== INPUT DATA

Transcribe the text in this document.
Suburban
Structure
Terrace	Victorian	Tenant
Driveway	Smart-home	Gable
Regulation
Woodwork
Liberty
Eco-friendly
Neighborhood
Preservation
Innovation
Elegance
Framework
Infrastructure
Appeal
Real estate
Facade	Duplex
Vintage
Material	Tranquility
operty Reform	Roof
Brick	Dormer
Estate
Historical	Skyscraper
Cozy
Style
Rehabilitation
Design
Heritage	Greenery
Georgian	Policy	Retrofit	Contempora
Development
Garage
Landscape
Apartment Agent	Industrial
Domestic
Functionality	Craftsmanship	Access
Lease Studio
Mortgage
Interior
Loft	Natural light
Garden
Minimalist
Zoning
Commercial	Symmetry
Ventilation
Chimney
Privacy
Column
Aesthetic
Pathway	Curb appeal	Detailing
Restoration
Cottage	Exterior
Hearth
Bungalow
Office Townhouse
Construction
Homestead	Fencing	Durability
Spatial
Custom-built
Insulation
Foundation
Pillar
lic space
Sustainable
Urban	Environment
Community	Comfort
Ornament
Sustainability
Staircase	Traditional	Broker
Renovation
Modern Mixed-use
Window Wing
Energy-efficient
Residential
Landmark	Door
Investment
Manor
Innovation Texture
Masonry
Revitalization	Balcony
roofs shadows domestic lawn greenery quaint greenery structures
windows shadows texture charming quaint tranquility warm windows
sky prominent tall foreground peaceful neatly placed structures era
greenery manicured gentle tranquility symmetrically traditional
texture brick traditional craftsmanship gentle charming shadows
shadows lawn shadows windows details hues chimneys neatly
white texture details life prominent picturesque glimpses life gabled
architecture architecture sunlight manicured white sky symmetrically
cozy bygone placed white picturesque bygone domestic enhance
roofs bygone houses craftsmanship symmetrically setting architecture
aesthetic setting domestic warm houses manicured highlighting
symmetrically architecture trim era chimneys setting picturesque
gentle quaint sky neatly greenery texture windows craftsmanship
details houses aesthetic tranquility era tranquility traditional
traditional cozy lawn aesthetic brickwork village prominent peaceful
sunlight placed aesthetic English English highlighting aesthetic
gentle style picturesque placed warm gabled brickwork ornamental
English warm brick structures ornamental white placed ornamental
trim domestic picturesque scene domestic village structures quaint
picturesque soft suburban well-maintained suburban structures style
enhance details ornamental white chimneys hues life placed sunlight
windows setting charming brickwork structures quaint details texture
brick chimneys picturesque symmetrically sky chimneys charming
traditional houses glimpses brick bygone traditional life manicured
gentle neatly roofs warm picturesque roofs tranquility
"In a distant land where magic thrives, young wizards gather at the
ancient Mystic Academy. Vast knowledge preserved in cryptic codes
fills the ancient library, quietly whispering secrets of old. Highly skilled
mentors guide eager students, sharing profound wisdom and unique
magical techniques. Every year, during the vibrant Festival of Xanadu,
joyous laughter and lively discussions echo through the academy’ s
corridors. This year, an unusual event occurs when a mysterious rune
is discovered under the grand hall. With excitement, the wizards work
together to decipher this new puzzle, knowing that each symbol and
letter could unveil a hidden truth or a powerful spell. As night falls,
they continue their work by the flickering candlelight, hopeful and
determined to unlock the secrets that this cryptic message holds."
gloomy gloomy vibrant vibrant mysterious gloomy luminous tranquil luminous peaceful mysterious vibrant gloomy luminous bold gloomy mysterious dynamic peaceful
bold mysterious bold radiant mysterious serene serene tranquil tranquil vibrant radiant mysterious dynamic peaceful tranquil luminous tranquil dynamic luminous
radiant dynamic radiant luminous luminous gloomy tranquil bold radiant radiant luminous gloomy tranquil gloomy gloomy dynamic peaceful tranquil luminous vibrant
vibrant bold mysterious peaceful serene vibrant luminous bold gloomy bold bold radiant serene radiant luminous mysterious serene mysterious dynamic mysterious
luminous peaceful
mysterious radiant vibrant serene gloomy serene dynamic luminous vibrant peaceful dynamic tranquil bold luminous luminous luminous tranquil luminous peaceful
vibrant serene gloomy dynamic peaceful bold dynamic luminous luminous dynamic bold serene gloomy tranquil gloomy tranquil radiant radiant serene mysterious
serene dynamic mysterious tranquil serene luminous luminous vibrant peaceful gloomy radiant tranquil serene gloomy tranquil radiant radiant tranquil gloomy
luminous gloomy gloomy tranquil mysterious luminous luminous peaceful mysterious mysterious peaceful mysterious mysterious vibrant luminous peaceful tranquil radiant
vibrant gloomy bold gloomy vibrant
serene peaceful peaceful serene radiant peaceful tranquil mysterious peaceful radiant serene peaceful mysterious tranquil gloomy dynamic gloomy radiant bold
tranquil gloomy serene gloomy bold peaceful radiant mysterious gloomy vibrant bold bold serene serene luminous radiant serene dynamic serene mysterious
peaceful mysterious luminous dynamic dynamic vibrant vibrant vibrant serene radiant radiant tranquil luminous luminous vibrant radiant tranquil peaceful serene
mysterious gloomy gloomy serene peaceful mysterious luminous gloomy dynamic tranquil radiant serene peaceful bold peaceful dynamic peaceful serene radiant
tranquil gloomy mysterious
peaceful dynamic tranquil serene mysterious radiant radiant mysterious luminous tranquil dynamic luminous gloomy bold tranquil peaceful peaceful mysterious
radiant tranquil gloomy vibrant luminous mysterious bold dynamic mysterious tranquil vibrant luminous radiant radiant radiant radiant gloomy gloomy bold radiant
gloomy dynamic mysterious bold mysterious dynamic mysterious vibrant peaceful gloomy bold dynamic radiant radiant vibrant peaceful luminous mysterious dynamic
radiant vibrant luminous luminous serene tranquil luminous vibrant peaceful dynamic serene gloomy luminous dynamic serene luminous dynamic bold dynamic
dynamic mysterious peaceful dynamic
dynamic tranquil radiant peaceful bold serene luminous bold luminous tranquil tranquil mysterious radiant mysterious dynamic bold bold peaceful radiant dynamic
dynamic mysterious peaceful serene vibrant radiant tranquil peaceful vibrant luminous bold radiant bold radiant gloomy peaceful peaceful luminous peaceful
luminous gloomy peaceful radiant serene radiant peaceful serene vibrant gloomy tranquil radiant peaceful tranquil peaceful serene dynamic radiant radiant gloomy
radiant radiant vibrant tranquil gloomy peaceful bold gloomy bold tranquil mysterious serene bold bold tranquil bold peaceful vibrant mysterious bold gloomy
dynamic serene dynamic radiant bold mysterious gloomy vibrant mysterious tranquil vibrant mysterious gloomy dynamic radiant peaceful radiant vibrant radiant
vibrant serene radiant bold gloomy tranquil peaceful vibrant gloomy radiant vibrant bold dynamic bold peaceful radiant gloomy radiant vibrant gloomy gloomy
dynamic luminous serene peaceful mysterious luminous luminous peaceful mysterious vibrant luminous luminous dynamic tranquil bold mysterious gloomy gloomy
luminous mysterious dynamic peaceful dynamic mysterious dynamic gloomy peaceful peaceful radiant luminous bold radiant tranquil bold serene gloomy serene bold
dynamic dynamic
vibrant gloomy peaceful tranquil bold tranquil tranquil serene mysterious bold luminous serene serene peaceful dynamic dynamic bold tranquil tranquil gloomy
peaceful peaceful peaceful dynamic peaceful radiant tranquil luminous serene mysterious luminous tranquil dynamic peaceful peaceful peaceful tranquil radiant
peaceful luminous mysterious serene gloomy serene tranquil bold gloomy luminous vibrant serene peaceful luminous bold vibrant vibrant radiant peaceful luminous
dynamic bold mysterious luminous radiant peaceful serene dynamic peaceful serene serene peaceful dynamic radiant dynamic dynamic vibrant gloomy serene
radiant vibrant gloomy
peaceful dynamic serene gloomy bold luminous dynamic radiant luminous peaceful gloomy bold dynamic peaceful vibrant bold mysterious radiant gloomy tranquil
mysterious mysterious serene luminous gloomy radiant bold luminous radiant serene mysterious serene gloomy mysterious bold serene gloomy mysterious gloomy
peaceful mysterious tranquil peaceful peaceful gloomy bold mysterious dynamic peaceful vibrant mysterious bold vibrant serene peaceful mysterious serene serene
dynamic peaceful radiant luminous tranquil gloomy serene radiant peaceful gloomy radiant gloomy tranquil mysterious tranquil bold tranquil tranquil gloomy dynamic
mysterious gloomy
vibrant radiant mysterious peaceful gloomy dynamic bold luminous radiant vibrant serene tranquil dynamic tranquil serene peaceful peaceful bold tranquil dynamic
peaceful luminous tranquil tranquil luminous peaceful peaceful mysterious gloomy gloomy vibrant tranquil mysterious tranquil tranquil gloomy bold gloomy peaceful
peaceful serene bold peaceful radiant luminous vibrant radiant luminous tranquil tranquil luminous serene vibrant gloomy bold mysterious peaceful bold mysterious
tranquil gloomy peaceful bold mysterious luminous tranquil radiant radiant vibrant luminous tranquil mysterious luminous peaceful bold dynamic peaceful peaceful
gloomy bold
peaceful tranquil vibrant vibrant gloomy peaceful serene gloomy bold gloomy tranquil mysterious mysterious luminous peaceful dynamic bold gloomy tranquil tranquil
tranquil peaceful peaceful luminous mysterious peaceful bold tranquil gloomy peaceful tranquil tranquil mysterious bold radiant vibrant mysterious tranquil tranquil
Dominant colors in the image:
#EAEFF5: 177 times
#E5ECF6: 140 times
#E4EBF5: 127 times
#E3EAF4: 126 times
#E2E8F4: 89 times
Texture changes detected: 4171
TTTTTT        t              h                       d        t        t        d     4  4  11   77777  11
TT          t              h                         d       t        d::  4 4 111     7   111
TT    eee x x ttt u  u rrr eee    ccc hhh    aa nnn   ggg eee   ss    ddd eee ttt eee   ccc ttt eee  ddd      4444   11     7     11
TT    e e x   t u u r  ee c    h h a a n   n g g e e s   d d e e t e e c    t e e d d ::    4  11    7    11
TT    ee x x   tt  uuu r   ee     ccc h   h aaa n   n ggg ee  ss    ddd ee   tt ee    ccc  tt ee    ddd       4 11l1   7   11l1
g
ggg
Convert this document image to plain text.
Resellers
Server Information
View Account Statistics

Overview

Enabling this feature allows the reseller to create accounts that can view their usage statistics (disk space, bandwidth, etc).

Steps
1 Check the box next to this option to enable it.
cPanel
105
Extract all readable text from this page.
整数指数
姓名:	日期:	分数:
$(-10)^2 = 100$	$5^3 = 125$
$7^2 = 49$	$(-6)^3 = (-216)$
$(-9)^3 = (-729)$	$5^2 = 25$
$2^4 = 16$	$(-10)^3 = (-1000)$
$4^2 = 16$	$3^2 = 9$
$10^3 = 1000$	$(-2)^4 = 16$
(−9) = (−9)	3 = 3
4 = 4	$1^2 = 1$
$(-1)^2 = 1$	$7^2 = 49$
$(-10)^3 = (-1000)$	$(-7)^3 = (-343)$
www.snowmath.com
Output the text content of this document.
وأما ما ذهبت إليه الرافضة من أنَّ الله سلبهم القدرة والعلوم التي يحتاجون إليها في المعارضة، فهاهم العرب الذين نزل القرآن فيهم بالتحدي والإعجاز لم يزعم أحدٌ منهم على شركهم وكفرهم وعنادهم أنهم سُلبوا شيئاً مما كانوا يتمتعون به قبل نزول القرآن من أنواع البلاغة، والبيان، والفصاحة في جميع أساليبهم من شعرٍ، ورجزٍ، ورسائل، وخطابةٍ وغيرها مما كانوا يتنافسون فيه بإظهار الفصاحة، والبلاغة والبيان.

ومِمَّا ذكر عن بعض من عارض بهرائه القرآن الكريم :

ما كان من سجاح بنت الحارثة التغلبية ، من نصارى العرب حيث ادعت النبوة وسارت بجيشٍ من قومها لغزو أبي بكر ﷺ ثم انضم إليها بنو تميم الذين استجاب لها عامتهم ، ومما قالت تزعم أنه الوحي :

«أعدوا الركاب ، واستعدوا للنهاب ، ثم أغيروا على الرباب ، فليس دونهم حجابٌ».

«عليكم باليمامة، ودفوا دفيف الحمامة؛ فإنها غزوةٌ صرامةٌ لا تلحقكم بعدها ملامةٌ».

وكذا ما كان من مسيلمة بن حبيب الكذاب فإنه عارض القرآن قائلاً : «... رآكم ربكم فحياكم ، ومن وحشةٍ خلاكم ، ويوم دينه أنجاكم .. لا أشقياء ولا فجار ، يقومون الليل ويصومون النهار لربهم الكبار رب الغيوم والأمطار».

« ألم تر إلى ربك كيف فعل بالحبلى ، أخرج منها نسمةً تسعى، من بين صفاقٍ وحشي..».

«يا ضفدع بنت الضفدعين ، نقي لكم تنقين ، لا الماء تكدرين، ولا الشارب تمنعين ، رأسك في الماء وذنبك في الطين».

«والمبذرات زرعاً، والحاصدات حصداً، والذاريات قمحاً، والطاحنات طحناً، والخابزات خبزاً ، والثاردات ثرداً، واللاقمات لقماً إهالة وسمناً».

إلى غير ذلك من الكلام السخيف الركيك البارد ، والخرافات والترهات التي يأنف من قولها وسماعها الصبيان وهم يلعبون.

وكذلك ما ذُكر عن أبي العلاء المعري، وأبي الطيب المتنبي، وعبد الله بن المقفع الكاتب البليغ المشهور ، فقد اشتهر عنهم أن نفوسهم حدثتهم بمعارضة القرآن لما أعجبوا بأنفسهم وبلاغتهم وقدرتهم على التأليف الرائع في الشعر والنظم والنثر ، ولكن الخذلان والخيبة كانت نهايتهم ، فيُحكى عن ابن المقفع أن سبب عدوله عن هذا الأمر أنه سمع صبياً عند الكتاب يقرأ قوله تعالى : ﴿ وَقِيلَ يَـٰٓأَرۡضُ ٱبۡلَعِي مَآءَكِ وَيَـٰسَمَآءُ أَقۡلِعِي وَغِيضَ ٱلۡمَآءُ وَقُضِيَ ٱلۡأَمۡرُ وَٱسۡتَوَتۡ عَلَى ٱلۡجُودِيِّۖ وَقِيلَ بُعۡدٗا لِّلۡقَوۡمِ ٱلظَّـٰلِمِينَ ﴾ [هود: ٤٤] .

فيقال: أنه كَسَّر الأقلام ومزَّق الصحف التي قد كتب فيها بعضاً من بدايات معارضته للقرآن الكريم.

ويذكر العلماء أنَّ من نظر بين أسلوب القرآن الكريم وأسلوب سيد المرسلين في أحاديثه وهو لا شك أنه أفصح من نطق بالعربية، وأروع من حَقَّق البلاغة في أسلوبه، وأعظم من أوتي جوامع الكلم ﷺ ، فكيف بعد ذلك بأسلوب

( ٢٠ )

====

**PROBLEM**
Return each line where "cryptic" shows up.

**EXERCISE ANSWER**
ancient Mystic Academy. Vast knowledge preserved in cryptic codes
determined to unlock the secrets that this cryptic message holds."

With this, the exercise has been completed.